----- Data section -----
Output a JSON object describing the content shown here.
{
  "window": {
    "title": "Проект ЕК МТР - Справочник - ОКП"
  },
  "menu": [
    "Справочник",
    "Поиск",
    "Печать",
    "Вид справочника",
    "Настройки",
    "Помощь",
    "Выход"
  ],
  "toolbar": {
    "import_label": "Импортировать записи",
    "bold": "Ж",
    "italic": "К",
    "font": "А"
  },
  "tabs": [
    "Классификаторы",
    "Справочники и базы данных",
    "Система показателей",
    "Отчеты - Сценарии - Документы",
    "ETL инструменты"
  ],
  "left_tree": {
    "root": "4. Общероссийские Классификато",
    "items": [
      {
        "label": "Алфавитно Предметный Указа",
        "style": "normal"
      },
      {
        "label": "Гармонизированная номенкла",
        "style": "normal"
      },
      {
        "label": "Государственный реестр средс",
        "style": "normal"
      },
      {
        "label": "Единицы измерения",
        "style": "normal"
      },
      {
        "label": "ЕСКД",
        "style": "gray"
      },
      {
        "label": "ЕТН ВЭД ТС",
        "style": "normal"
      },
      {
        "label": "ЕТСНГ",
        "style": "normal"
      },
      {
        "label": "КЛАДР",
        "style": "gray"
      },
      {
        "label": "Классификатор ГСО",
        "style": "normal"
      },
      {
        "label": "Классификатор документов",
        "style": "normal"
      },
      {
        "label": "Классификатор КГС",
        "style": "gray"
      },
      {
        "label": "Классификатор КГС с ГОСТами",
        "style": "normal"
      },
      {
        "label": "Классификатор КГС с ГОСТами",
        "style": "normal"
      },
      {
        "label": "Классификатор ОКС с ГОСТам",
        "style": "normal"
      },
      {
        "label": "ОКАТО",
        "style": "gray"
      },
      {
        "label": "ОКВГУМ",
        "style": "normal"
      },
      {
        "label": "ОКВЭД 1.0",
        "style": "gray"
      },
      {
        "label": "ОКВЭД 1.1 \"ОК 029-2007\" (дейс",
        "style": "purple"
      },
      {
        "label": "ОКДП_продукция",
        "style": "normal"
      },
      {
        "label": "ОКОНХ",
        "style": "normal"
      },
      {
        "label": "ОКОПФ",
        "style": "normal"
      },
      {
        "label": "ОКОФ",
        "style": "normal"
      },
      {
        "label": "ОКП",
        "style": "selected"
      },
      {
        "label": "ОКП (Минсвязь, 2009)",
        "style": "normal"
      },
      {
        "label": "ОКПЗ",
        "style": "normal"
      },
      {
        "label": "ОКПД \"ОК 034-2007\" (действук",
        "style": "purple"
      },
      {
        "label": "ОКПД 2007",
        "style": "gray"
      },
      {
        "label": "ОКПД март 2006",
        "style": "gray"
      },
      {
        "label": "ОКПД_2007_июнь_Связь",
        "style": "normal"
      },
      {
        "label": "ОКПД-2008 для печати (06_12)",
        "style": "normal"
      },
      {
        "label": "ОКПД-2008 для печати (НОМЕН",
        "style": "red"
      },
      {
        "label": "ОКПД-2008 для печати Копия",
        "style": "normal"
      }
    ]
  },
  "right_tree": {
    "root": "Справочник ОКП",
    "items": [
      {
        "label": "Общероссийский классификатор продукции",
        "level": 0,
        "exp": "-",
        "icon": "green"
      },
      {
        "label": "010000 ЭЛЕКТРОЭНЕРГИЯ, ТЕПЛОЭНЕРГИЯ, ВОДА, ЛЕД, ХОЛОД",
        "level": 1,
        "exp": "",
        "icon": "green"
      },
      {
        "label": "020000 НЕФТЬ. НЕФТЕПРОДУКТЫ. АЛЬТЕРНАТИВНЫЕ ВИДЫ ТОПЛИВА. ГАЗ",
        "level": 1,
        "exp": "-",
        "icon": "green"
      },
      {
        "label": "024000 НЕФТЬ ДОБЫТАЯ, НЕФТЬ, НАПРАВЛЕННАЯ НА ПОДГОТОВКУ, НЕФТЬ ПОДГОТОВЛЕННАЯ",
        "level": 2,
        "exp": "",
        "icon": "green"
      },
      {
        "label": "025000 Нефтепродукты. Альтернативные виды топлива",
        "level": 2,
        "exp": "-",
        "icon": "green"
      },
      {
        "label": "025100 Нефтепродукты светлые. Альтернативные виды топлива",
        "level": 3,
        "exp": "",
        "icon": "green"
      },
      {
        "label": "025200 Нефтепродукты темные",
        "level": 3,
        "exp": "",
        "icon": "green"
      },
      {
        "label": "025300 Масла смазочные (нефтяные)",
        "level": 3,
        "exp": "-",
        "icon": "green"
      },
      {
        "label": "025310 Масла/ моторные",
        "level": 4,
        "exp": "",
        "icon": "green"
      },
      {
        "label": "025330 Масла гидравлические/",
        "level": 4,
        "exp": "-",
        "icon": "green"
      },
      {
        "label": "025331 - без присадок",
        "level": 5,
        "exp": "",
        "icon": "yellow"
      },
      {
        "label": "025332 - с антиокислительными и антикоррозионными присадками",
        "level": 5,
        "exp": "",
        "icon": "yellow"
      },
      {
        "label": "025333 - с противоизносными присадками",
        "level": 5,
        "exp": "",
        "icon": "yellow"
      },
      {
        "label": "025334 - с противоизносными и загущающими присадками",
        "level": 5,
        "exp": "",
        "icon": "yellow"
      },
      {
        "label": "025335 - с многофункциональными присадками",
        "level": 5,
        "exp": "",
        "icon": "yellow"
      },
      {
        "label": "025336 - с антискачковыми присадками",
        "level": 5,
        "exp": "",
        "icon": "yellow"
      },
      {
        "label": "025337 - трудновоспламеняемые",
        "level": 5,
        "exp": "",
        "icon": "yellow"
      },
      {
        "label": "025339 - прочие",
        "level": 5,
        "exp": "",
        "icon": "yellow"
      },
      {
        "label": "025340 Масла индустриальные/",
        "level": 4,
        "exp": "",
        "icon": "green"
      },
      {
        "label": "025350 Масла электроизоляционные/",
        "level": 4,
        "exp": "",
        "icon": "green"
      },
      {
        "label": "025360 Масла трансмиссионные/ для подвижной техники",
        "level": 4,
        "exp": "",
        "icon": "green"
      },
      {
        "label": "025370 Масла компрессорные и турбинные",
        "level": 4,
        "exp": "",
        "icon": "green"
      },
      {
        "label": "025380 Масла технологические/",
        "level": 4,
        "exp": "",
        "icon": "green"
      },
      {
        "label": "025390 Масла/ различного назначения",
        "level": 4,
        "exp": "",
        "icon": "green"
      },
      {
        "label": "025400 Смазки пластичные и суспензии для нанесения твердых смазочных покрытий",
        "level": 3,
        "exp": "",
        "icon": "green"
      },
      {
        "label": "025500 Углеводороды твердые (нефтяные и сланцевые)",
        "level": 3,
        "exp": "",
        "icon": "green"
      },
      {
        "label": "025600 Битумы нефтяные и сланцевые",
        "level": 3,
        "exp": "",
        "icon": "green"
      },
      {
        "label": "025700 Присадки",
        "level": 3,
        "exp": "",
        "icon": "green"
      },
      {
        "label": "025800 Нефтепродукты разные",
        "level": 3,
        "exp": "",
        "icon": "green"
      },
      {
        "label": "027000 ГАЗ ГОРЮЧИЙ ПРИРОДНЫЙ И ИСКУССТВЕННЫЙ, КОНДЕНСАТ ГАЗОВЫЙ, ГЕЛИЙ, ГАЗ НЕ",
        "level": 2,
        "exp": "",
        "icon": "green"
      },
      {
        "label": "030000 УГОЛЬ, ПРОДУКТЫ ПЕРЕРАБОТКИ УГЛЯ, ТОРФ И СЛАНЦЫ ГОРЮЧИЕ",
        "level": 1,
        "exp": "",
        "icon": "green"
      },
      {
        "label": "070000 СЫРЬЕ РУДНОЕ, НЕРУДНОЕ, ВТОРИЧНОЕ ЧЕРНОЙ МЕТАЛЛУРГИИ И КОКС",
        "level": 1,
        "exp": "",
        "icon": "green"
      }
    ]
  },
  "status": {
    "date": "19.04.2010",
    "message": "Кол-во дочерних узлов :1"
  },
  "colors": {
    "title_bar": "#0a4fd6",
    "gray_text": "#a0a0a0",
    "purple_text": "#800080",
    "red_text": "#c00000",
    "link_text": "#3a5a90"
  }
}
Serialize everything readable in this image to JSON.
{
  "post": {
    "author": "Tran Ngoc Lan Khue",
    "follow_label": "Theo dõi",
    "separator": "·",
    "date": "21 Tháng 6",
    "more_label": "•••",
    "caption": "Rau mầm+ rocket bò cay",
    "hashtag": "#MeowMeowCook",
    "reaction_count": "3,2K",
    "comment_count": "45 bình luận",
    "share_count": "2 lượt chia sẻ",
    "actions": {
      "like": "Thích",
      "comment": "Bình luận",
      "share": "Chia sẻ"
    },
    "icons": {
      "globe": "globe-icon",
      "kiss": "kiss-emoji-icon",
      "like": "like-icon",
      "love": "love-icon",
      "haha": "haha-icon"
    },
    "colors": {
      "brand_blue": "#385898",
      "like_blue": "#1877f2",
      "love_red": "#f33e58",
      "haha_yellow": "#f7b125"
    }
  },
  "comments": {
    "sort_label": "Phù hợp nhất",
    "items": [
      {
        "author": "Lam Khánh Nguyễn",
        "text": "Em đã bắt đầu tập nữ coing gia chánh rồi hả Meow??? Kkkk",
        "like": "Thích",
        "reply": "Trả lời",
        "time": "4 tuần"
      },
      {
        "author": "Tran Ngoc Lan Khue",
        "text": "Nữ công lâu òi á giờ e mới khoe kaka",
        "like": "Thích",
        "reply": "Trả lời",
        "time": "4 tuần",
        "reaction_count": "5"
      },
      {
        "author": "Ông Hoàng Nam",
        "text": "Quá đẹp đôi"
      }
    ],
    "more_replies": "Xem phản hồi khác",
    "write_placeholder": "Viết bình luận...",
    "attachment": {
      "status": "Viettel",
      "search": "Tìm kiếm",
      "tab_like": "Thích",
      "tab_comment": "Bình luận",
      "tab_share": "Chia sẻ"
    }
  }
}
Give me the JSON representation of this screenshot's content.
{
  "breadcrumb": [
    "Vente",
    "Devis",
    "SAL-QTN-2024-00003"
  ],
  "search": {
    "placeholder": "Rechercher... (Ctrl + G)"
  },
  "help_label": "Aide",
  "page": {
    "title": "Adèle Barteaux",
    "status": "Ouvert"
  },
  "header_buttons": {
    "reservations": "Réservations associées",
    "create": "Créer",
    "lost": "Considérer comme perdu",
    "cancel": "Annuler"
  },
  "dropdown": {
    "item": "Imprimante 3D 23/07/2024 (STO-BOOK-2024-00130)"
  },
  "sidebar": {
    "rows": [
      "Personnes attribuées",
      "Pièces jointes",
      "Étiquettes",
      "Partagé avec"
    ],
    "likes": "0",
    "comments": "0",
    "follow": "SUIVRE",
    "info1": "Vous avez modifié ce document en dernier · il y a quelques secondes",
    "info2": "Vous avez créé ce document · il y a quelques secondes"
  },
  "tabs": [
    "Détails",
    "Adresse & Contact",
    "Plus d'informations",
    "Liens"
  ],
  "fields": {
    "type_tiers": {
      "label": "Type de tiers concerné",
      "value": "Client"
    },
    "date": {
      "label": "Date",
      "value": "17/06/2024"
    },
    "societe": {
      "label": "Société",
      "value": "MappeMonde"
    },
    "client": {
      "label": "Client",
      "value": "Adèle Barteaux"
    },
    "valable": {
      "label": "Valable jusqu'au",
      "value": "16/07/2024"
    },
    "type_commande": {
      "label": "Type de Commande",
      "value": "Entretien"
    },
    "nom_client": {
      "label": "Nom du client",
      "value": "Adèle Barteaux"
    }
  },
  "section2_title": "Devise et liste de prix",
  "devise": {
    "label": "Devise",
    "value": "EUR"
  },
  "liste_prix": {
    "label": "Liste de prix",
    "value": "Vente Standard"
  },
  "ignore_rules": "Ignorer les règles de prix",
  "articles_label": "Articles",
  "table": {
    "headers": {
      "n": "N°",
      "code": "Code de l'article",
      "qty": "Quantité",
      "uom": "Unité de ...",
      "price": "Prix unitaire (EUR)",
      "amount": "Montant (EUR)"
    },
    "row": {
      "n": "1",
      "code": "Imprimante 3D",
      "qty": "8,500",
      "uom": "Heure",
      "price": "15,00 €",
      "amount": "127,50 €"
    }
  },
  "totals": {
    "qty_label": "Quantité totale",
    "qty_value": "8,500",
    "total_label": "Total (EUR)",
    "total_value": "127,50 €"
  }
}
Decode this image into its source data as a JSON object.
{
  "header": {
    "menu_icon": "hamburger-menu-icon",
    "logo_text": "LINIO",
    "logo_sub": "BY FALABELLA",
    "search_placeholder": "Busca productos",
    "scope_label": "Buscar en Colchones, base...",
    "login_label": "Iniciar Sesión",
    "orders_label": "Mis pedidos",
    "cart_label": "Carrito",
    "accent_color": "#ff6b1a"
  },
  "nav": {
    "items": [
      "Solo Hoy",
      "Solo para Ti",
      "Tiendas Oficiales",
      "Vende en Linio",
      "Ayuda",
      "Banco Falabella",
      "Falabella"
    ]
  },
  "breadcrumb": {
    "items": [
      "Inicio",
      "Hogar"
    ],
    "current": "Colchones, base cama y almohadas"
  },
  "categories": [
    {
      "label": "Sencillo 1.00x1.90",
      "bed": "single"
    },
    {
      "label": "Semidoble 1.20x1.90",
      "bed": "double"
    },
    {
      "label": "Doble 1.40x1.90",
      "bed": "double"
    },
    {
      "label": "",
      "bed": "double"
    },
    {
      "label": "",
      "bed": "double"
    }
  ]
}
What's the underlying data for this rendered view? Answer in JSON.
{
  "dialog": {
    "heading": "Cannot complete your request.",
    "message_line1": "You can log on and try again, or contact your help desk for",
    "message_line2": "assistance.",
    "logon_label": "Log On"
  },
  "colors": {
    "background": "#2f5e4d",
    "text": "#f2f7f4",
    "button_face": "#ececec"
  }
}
-----
■ Given exercise ■
Extract every line from the one containing "Decode this image" through the last line of the data, inclusive, exactly as written.

■ Task output ■
Decode this image into its source data as a JSON object.
{
  "header": {
    "menu_icon": "hamburger-menu-icon",
    "logo_text": "LINIO",
    "logo_sub": "BY FALABELLA",
    "search_placeholder": "Busca productos",
    "scope_label": "Buscar en Colchones, base...",
    "login_label": "Iniciar Sesión",
    "orders_label": "Mis pedidos",
    "cart_label": "Carrito",
    "accent_color": "#ff6b1a"
  },
  "nav": {
    "items": [
      "Solo Hoy",
      "Solo para Ti",
      "Tiendas Oficiales",
      "Vende en Linio",
      "Ayuda",
      "Banco Falabella",
      "Falabella"
    ]
  },
  "breadcrumb": {
    "items": [
      "Inicio",
      "Hogar"
    ],
    "current": "Colchones, base cama y almohadas"
  },
  "categories": [
    {
      "label": "Sencillo 1.00x1.90",
      "bed": "single"
    },
    {
      "label": "Semidoble 1.20x1.90",
      "bed": "double"
    },
    {
      "label": "Doble 1.40x1.90",
      "bed": "double"
    },
    {
      "label": "",
      "bed": "double"
    },
    {
      "label": "",
      "bed": "double"
    }
  ]
}
What's the underlying data for this rendered view? Answer in JSON.
{
  "dialog": {
    "heading": "Cannot complete your request.",
    "message_line1": "You can log on and try again, or contact your help desk for",
    "message_line2": "assistance.",
    "logon_label": "Log On"
  },
  "colors": {
    "background": "#2f5e4d",
    "text": "#f2f7f4",
    "button_face": "#ececec"
  }
}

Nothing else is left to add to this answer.